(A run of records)
****

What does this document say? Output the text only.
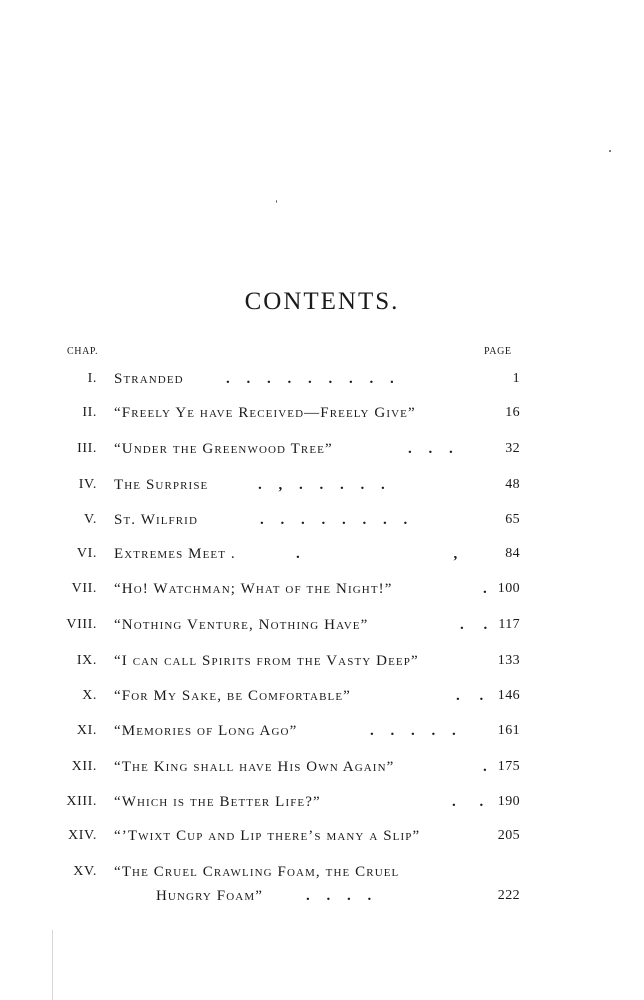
CONTENTS.
CHAP.	PAGE
I. Stranded	. . . . . . . . .	1
II. “Freely Ye have Received—Freely Give”	16
III. “Under the Greenwood Tree”	. . .	32
IV. The Surprise	. , . . . . .	48
V. St. Wilfrid	. . . . . . . .	65
VI. Extremes Meet .	. ,	84
VII. “Ho! Watchman; What of the Night!”	. 100
VIII. “Nothing Venture, Nothing Have”	. . 117
IX. “I can call Spirits from the Vasty Deep”	133
X. “For My Sake, be Comfortable”	. . 146
XI. “Memories of Long Ago”	. . . . .	161
XII. “The King shall have His Own Again”	. 175
XIII. “Which is the Better Life?”	. . 190
XIV. “’Twixt Cup and Lip there’s many a Slip”	205
XV. “The Cruel Crawling Foam, the Cruel
Hungry Foam”	. . . .	222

****

- Task brief
Leave the pictures out and output the rest of the listing exactly.

- Written solution
What does this document say? Output the text only.
CONTENTS.
CHAP.	PAGE
I. Stranded	. . . . . . . . .	1
II. “Freely Ye have Received—Freely Give”	16
III. “Under the Greenwood Tree”	. . .	32
IV. The Surprise	. , . . . . .	48
V. St. Wilfrid	. . . . . . . .	65
VI. Extremes Meet .	. ,	84
VII. “Ho! Watchman; What of the Night!”	. 100
VIII. “Nothing Venture, Nothing Have”	. . 117
IX. “I can call Spirits from the Vasty Deep”	133
X. “For My Sake, be Comfortable”	. . 146
XI. “Memories of Long Ago”	. . . . .	161
XII. “The King shall have His Own Again”	. 175
XIII. “Which is the Better Life?”	. . 190
XIV. “’Twixt Cup and Lip there’s many a Slip”	205
XV. “The Cruel Crawling Foam, the Cruel
Hungry Foam”	. . . .	222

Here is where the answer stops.